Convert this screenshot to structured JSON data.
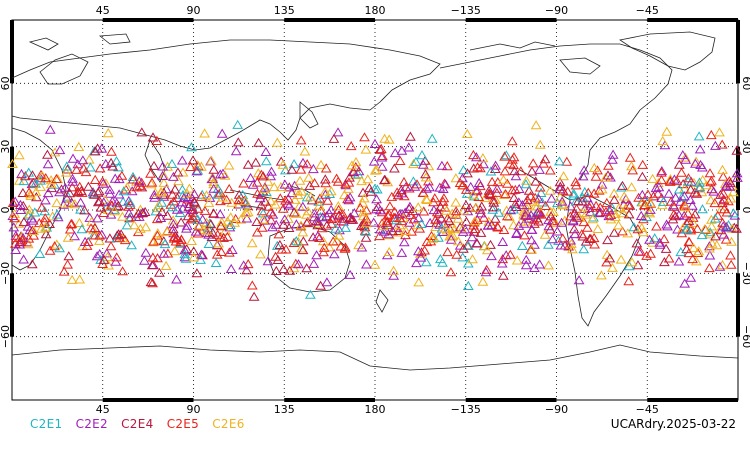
{
  "map": {
    "lon_ticks_top": [
      "45",
      "90",
      "135",
      "180",
      "−135",
      "−90",
      "−45"
    ],
    "lon_ticks_bottom": [
      "45",
      "90",
      "135",
      "180",
      "−135",
      "−90",
      "−45"
    ],
    "lat_ticks_left": [
      "60",
      "30",
      "0",
      "−30",
      "−60"
    ],
    "lat_ticks_right": [
      "60",
      "30",
      "0",
      "−30",
      "−60"
    ],
    "lat_values": [
      60,
      30,
      0,
      -30,
      -60
    ],
    "lon_values": [
      45,
      90,
      135,
      180,
      225,
      270,
      315
    ],
    "lon_range": [
      0,
      360
    ],
    "lat_range": [
      -90,
      90
    ],
    "marker": "open-triangle",
    "observation_lat_band": [
      -45,
      45
    ]
  },
  "legend": [
    {
      "label": "C2E1",
      "color": "#1fb5c4"
    },
    {
      "label": "C2E2",
      "color": "#a01fb8"
    },
    {
      "label": "C2E4",
      "color": "#b5173d"
    },
    {
      "label": "C2E5",
      "color": "#e8231a"
    },
    {
      "label": "C2E6",
      "color": "#f0b21e"
    }
  ],
  "source_label": "UCARdry.2025-03-22"
}
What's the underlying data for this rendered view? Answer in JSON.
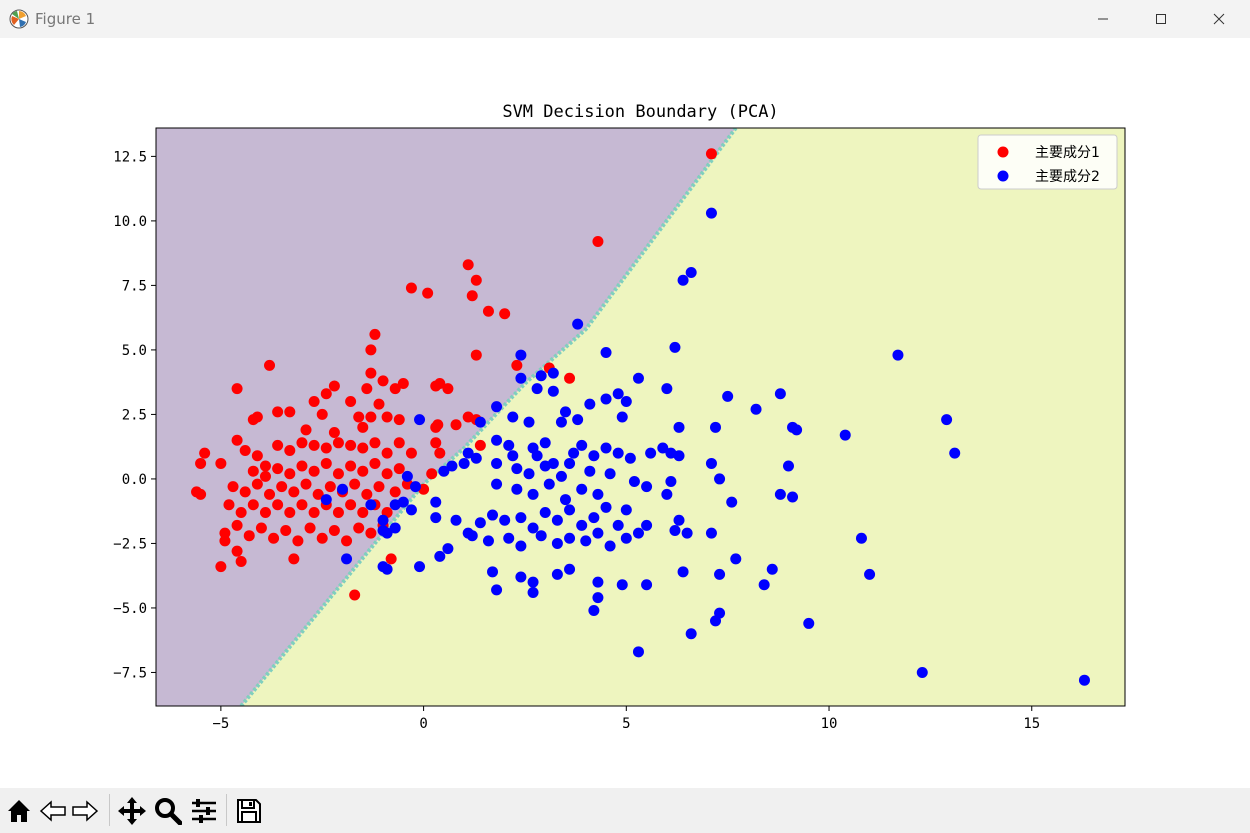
{
  "window": {
    "title": "Figure 1"
  },
  "toolbar": {
    "buttons": [
      "home-icon",
      "back-icon",
      "forward-icon",
      "pan-icon",
      "zoom-icon",
      "configure-subplots-icon",
      "save-icon"
    ]
  },
  "chart_data": {
    "type": "scatter",
    "title": "SVM Decision Boundary (PCA)",
    "xlabel": "",
    "ylabel": "",
    "xlim": [
      -6.6,
      17.3
    ],
    "ylim": [
      -8.8,
      13.6
    ],
    "xticks": [
      "−5",
      "0",
      "5",
      "10",
      "15"
    ],
    "xtick_values": [
      -5,
      0,
      5,
      10,
      15
    ],
    "yticks": [
      "−7.5",
      "−5.0",
      "−2.5",
      "0.0",
      "2.5",
      "5.0",
      "7.5",
      "10.0",
      "12.5"
    ],
    "ytick_values": [
      -7.5,
      -5.0,
      -2.5,
      0.0,
      2.5,
      5.0,
      7.5,
      10.0,
      12.5
    ],
    "grid": false,
    "legend_position": "top-right",
    "decision_boundary": {
      "line_points": [
        [
          -4.5,
          -8.8
        ],
        [
          0.0,
          -0.2
        ],
        [
          1.0,
          1.2
        ],
        [
          2.5,
          3.7
        ],
        [
          4.0,
          5.8
        ],
        [
          7.7,
          13.6
        ]
      ],
      "region_colors": {
        "class_a": "#c6b9d3",
        "class_b": "#eef5bf",
        "edge": "#7fcfbe"
      }
    },
    "series": [
      {
        "name": "主要成分1",
        "color": "#ff0000",
        "points": [
          [
            7.1,
            12.6
          ],
          [
            4.3,
            9.2
          ],
          [
            1.1,
            8.3
          ],
          [
            1.3,
            7.7
          ],
          [
            -0.3,
            7.4
          ],
          [
            0.1,
            7.2
          ],
          [
            1.2,
            7.1
          ],
          [
            1.6,
            6.5
          ],
          [
            2.0,
            6.4
          ],
          [
            -1.2,
            5.6
          ],
          [
            -1.3,
            5.0
          ],
          [
            1.3,
            4.8
          ],
          [
            -3.8,
            4.4
          ],
          [
            2.3,
            4.4
          ],
          [
            3.1,
            4.3
          ],
          [
            3.6,
            3.9
          ],
          [
            -1.3,
            4.1
          ],
          [
            -1.0,
            3.8
          ],
          [
            -0.5,
            3.7
          ],
          [
            -0.7,
            3.5
          ],
          [
            0.3,
            3.6
          ],
          [
            0.4,
            3.7
          ],
          [
            0.6,
            3.5
          ],
          [
            -1.4,
            3.5
          ],
          [
            -4.6,
            3.5
          ],
          [
            -2.4,
            3.3
          ],
          [
            -2.2,
            3.6
          ],
          [
            -2.7,
            3.0
          ],
          [
            -1.8,
            3.0
          ],
          [
            -1.1,
            2.9
          ],
          [
            -3.6,
            2.6
          ],
          [
            -3.3,
            2.6
          ],
          [
            -2.5,
            2.5
          ],
          [
            -1.6,
            2.4
          ],
          [
            -1.3,
            2.4
          ],
          [
            -0.9,
            2.4
          ],
          [
            -0.6,
            2.3
          ],
          [
            1.1,
            2.4
          ],
          [
            1.3,
            2.3
          ],
          [
            0.8,
            2.1
          ],
          [
            -4.2,
            2.3
          ],
          [
            -4.1,
            2.4
          ],
          [
            0.3,
            2.0
          ],
          [
            0.35,
            2.1
          ],
          [
            -2.9,
            1.9
          ],
          [
            -2.2,
            1.8
          ],
          [
            -1.5,
            2.0
          ],
          [
            -5.4,
            1.0
          ],
          [
            -4.6,
            1.5
          ],
          [
            -4.4,
            1.1
          ],
          [
            -4.1,
            0.9
          ],
          [
            -3.9,
            0.5
          ],
          [
            -3.6,
            1.3
          ],
          [
            -3.3,
            1.1
          ],
          [
            -3.0,
            1.4
          ],
          [
            -2.7,
            1.3
          ],
          [
            -2.4,
            1.2
          ],
          [
            -2.1,
            1.4
          ],
          [
            -1.8,
            1.3
          ],
          [
            -1.5,
            1.2
          ],
          [
            -1.2,
            1.4
          ],
          [
            -0.9,
            1.0
          ],
          [
            -0.6,
            1.4
          ],
          [
            -0.3,
            1.0
          ],
          [
            0.3,
            1.4
          ],
          [
            0.4,
            1.0
          ],
          [
            1.4,
            1.3
          ],
          [
            -5.5,
            0.6
          ],
          [
            -5.0,
            0.6
          ],
          [
            -4.2,
            0.3
          ],
          [
            -3.9,
            0.1
          ],
          [
            -3.6,
            0.4
          ],
          [
            -3.3,
            0.2
          ],
          [
            -3.0,
            0.5
          ],
          [
            -2.7,
            0.3
          ],
          [
            -2.4,
            0.6
          ],
          [
            -2.1,
            0.2
          ],
          [
            -1.8,
            0.5
          ],
          [
            -1.5,
            0.3
          ],
          [
            -1.2,
            0.6
          ],
          [
            -0.9,
            0.2
          ],
          [
            -0.6,
            0.4
          ],
          [
            0.2,
            0.2
          ],
          [
            -5.6,
            -0.5
          ],
          [
            -5.5,
            -0.6
          ],
          [
            -4.7,
            -0.3
          ],
          [
            -4.4,
            -0.5
          ],
          [
            -4.1,
            -0.2
          ],
          [
            -3.8,
            -0.6
          ],
          [
            -3.5,
            -0.3
          ],
          [
            -3.2,
            -0.5
          ],
          [
            -2.9,
            -0.2
          ],
          [
            -2.6,
            -0.6
          ],
          [
            -2.3,
            -0.3
          ],
          [
            -2.0,
            -0.5
          ],
          [
            -1.7,
            -0.2
          ],
          [
            -1.4,
            -0.6
          ],
          [
            -1.1,
            -0.3
          ],
          [
            -0.7,
            -0.5
          ],
          [
            -0.4,
            -0.2
          ],
          [
            0.0,
            -0.4
          ],
          [
            -4.8,
            -1.0
          ],
          [
            -4.5,
            -1.3
          ],
          [
            -4.2,
            -1.0
          ],
          [
            -3.9,
            -1.3
          ],
          [
            -3.6,
            -1.0
          ],
          [
            -3.3,
            -1.3
          ],
          [
            -3.0,
            -1.0
          ],
          [
            -2.7,
            -1.3
          ],
          [
            -2.4,
            -1.0
          ],
          [
            -2.1,
            -1.3
          ],
          [
            -1.8,
            -1.0
          ],
          [
            -1.5,
            -1.3
          ],
          [
            -1.2,
            -1.0
          ],
          [
            -0.9,
            -1.3
          ],
          [
            -4.9,
            -2.1
          ],
          [
            -4.9,
            -2.4
          ],
          [
            -4.6,
            -1.8
          ],
          [
            -4.3,
            -2.2
          ],
          [
            -4.0,
            -1.9
          ],
          [
            -3.7,
            -2.3
          ],
          [
            -3.4,
            -2.0
          ],
          [
            -3.1,
            -2.4
          ],
          [
            -2.8,
            -1.9
          ],
          [
            -2.5,
            -2.3
          ],
          [
            -2.2,
            -2.0
          ],
          [
            -1.9,
            -2.4
          ],
          [
            -1.6,
            -1.9
          ],
          [
            -1.3,
            -2.1
          ],
          [
            -1.0,
            -1.8
          ],
          [
            -4.6,
            -2.8
          ],
          [
            -4.5,
            -3.2
          ],
          [
            -3.2,
            -3.1
          ],
          [
            -5.0,
            -3.4
          ],
          [
            -0.8,
            -3.1
          ],
          [
            -1.7,
            -4.5
          ]
        ]
      },
      {
        "name": "主要成分2",
        "color": "#0000ff",
        "points": [
          [
            7.1,
            10.3
          ],
          [
            6.6,
            8.0
          ],
          [
            6.4,
            7.7
          ],
          [
            3.8,
            6.0
          ],
          [
            6.2,
            5.1
          ],
          [
            4.5,
            4.9
          ],
          [
            2.4,
            4.8
          ],
          [
            11.7,
            4.8
          ],
          [
            2.4,
            3.9
          ],
          [
            2.9,
            4.0
          ],
          [
            3.2,
            4.1
          ],
          [
            5.3,
            3.9
          ],
          [
            6.0,
            3.5
          ],
          [
            7.5,
            3.2
          ],
          [
            8.8,
            3.3
          ],
          [
            2.8,
            3.5
          ],
          [
            3.2,
            3.4
          ],
          [
            4.1,
            2.9
          ],
          [
            4.5,
            3.1
          ],
          [
            4.8,
            3.3
          ],
          [
            5.0,
            3.0
          ],
          [
            4.9,
            2.4
          ],
          [
            1.8,
            2.8
          ],
          [
            2.2,
            2.4
          ],
          [
            1.4,
            2.2
          ],
          [
            2.6,
            2.2
          ],
          [
            3.5,
            2.6
          ],
          [
            3.8,
            2.3
          ],
          [
            3.4,
            2.2
          ],
          [
            6.3,
            2.0
          ],
          [
            7.2,
            2.0
          ],
          [
            8.2,
            2.7
          ],
          [
            9.1,
            2.0
          ],
          [
            9.2,
            1.9
          ],
          [
            10.4,
            1.7
          ],
          [
            12.9,
            2.3
          ],
          [
            13.1,
            1.0
          ],
          [
            1.1,
            1.0
          ],
          [
            1.3,
            0.8
          ],
          [
            1.0,
            0.6
          ],
          [
            0.7,
            0.5
          ],
          [
            0.5,
            0.3
          ],
          [
            1.8,
            1.5
          ],
          [
            2.1,
            1.3
          ],
          [
            2.2,
            0.9
          ],
          [
            2.7,
            1.2
          ],
          [
            3.0,
            1.4
          ],
          [
            2.8,
            0.9
          ],
          [
            3.2,
            0.6
          ],
          [
            3.7,
            1.0
          ],
          [
            3.9,
            1.3
          ],
          [
            4.2,
            0.9
          ],
          [
            4.5,
            1.2
          ],
          [
            4.8,
            1.0
          ],
          [
            5.1,
            0.8
          ],
          [
            5.6,
            1.0
          ],
          [
            6.1,
            1.0
          ],
          [
            6.3,
            0.9
          ],
          [
            5.9,
            1.2
          ],
          [
            1.8,
            0.6
          ],
          [
            2.3,
            0.4
          ],
          [
            2.6,
            0.2
          ],
          [
            3.0,
            0.5
          ],
          [
            3.4,
            0.1
          ],
          [
            3.6,
            0.6
          ],
          [
            4.1,
            0.3
          ],
          [
            4.6,
            0.2
          ],
          [
            7.1,
            0.6
          ],
          [
            7.3,
            0.0
          ],
          [
            9.0,
            0.5
          ],
          [
            1.8,
            -0.2
          ],
          [
            2.3,
            -0.4
          ],
          [
            2.7,
            -0.6
          ],
          [
            3.1,
            -0.2
          ],
          [
            3.5,
            -0.8
          ],
          [
            3.9,
            -0.4
          ],
          [
            4.3,
            -0.6
          ],
          [
            5.2,
            -0.1
          ],
          [
            5.5,
            -0.3
          ],
          [
            6.0,
            -0.6
          ],
          [
            6.1,
            -0.1
          ],
          [
            7.6,
            -0.9
          ],
          [
            8.8,
            -0.6
          ],
          [
            9.1,
            -0.7
          ],
          [
            -0.4,
            0.1
          ],
          [
            -0.2,
            -0.3
          ],
          [
            -0.5,
            -0.9
          ],
          [
            -0.3,
            -1.2
          ],
          [
            -0.7,
            -1.0
          ],
          [
            -0.1,
            2.3
          ],
          [
            0.3,
            -0.9
          ],
          [
            0.3,
            -1.5
          ],
          [
            0.8,
            -1.6
          ],
          [
            1.1,
            -2.1
          ],
          [
            1.4,
            -1.7
          ],
          [
            1.7,
            -1.4
          ],
          [
            2.0,
            -1.6
          ],
          [
            2.4,
            -1.5
          ],
          [
            2.7,
            -1.9
          ],
          [
            3.0,
            -1.3
          ],
          [
            3.3,
            -1.6
          ],
          [
            3.6,
            -1.2
          ],
          [
            3.9,
            -1.8
          ],
          [
            4.2,
            -1.5
          ],
          [
            4.5,
            -1.1
          ],
          [
            4.8,
            -1.8
          ],
          [
            5.0,
            -1.2
          ],
          [
            5.5,
            -1.8
          ],
          [
            6.3,
            -1.6
          ],
          [
            6.5,
            -2.1
          ],
          [
            1.2,
            -2.2
          ],
          [
            1.6,
            -2.4
          ],
          [
            2.1,
            -2.3
          ],
          [
            2.4,
            -2.6
          ],
          [
            2.9,
            -2.2
          ],
          [
            3.3,
            -2.5
          ],
          [
            3.6,
            -2.3
          ],
          [
            4.0,
            -2.4
          ],
          [
            4.3,
            -2.1
          ],
          [
            4.6,
            -2.6
          ],
          [
            5.0,
            -2.3
          ],
          [
            5.3,
            -2.1
          ],
          [
            6.2,
            -2.0
          ],
          [
            7.1,
            -2.1
          ],
          [
            10.8,
            -2.3
          ],
          [
            0.4,
            -3.0
          ],
          [
            0.6,
            -2.7
          ],
          [
            1.7,
            -3.6
          ],
          [
            2.4,
            -3.8
          ],
          [
            2.7,
            -4.0
          ],
          [
            3.3,
            -3.7
          ],
          [
            3.6,
            -3.5
          ],
          [
            4.3,
            -4.0
          ],
          [
            4.9,
            -4.1
          ],
          [
            5.5,
            -4.1
          ],
          [
            6.4,
            -3.6
          ],
          [
            7.3,
            -3.7
          ],
          [
            7.7,
            -3.1
          ],
          [
            8.4,
            -4.1
          ],
          [
            8.6,
            -3.5
          ],
          [
            11.0,
            -3.7
          ],
          [
            1.8,
            -4.3
          ],
          [
            2.7,
            -4.4
          ],
          [
            4.3,
            -4.6
          ],
          [
            4.2,
            -5.1
          ],
          [
            6.6,
            -6.0
          ],
          [
            7.3,
            -5.2
          ],
          [
            7.2,
            -5.5
          ],
          [
            9.5,
            -5.6
          ],
          [
            5.3,
            -6.7
          ],
          [
            12.3,
            -7.5
          ],
          [
            16.3,
            -7.8
          ],
          [
            -1.0,
            -3.4
          ],
          [
            -0.9,
            -3.5
          ],
          [
            -0.1,
            -3.4
          ],
          [
            -1.9,
            -3.1
          ],
          [
            -2.4,
            -0.8
          ],
          [
            -2.0,
            -0.4
          ],
          [
            -1.3,
            -1.0
          ],
          [
            -1.0,
            -1.6
          ],
          [
            -0.9,
            -2.1
          ],
          [
            -0.7,
            -1.9
          ],
          [
            -1.0,
            -2.0
          ]
        ]
      }
    ]
  }
}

# WORK TO COMPLETE:
Pull out every line containing "this".

# FINISHED ANSWER:
Convert this screenshot to structured JSON data.
What's the underlying data for this rendered view? Answer in JSON.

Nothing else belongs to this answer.